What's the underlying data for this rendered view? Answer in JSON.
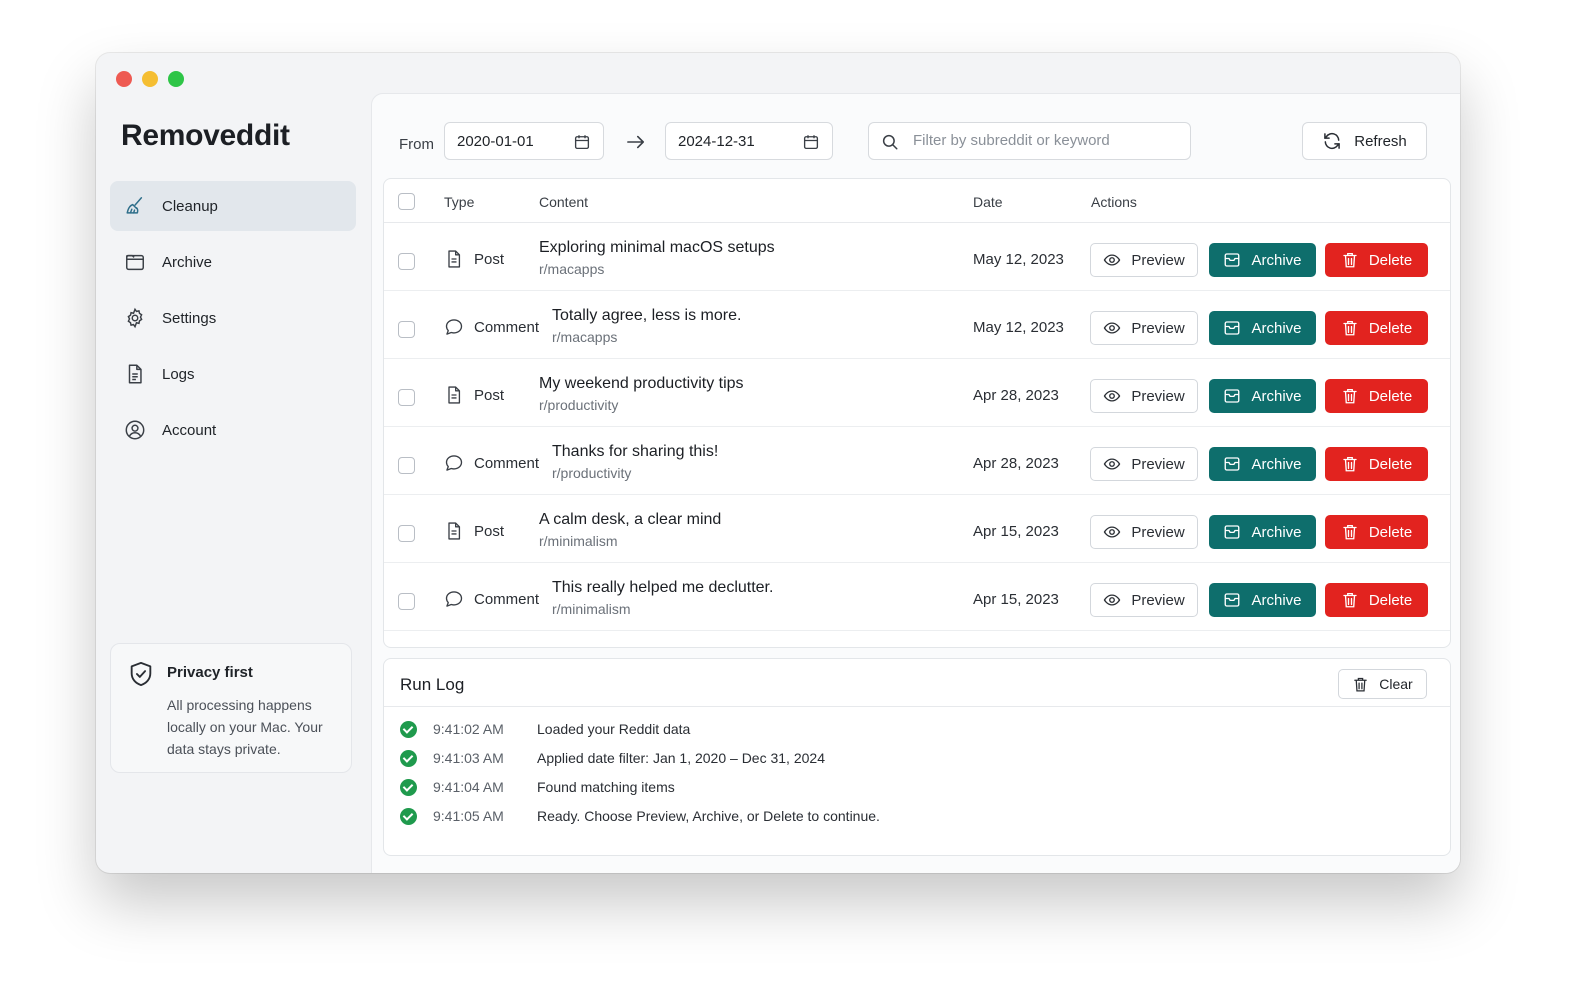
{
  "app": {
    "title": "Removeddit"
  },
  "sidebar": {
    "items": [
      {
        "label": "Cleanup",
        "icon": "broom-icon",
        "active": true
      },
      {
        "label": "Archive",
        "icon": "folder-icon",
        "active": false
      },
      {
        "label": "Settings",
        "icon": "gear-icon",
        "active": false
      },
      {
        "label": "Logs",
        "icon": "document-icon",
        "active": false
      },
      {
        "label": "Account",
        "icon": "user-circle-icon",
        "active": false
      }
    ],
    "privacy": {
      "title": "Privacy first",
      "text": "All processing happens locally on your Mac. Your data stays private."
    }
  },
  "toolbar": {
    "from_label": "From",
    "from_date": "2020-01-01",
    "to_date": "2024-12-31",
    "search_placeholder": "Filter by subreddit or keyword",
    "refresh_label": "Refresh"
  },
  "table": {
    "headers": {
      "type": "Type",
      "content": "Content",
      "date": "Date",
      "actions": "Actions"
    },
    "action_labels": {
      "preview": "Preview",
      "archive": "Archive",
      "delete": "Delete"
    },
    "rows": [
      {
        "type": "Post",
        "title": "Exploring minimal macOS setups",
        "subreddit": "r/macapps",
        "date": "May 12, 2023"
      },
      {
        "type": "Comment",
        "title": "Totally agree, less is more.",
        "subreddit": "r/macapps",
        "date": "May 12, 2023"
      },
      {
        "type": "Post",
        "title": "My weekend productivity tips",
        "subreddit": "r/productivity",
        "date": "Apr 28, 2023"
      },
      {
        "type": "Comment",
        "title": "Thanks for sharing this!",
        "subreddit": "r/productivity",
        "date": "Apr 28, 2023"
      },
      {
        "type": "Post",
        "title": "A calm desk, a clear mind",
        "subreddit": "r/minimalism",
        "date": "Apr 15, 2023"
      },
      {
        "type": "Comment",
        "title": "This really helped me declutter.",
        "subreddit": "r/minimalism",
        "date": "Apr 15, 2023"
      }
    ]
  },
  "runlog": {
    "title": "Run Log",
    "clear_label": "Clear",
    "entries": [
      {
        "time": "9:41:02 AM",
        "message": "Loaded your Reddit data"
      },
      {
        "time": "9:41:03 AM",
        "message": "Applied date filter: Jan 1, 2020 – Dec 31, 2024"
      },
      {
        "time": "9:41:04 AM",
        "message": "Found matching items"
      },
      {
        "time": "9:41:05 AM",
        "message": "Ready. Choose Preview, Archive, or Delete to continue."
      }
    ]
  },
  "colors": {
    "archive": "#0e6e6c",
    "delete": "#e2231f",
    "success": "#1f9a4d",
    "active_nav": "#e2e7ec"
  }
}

-*-*-

**PROBLEM REQUIREMENTS**. Copy every line of the data exactly as written, excluding the pictures.

**TASK ANSWER**.
What's the underlying data for this rendered view? Answer in JSON.
{
  "app": {
    "title": "Removeddit"
  },
  "sidebar": {
    "items": [
      {
        "label": "Cleanup",
        "icon": "broom-icon",
        "active": true
      },
      {
        "label": "Archive",
        "icon": "folder-icon",
        "active": false
      },
      {
        "label": "Settings",
        "icon": "gear-icon",
        "active": false
      },
      {
        "label": "Logs",
        "icon": "document-icon",
        "active": false
      },
      {
        "label": "Account",
        "icon": "user-circle-icon",
        "active": false
      }
    ],
    "privacy": {
      "title": "Privacy first",
      "text": "All processing happens locally on your Mac. Your data stays private."
    }
  },
  "toolbar": {
    "from_label": "From",
    "from_date": "2020-01-01",
    "to_date": "2024-12-31",
    "search_placeholder": "Filter by subreddit or keyword",
    "refresh_label": "Refresh"
  },
  "table": {
    "headers": {
      "type": "Type",
      "content": "Content",
      "date": "Date",
      "actions": "Actions"
    },
    "action_labels": {
      "preview": "Preview",
      "archive": "Archive",
      "delete": "Delete"
    },
    "rows": [
      {
        "type": "Post",
        "title": "Exploring minimal macOS setups",
        "subreddit": "r/macapps",
        "date": "May 12, 2023"
      },
      {
        "type": "Comment",
        "title": "Totally agree, less is more.",
        "subreddit": "r/macapps",
        "date": "May 12, 2023"
      },
      {
        "type": "Post",
        "title": "My weekend productivity tips",
        "subreddit": "r/productivity",
        "date": "Apr 28, 2023"
      },
      {
        "type": "Comment",
        "title": "Thanks for sharing this!",
        "subreddit": "r/productivity",
        "date": "Apr 28, 2023"
      },
      {
        "type": "Post",
        "title": "A calm desk, a clear mind",
        "subreddit": "r/minimalism",
        "date": "Apr 15, 2023"
      },
      {
        "type": "Comment",
        "title": "This really helped me declutter.",
        "subreddit": "r/minimalism",
        "date": "Apr 15, 2023"
      }
    ]
  },
  "runlog": {
    "title": "Run Log",
    "clear_label": "Clear",
    "entries": [
      {
        "time": "9:41:02 AM",
        "message": "Loaded your Reddit data"
      },
      {
        "time": "9:41:03 AM",
        "message": "Applied date filter: Jan 1, 2020 – Dec 31, 2024"
      },
      {
        "time": "9:41:04 AM",
        "message": "Found matching items"
      },
      {
        "time": "9:41:05 AM",
        "message": "Ready. Choose Preview, Archive, or Delete to continue."
      }
    ]
  },
  "colors": {
    "archive": "#0e6e6c",
    "delete": "#e2231f",
    "success": "#1f9a4d",
    "active_nav": "#e2e7ec"
  }
}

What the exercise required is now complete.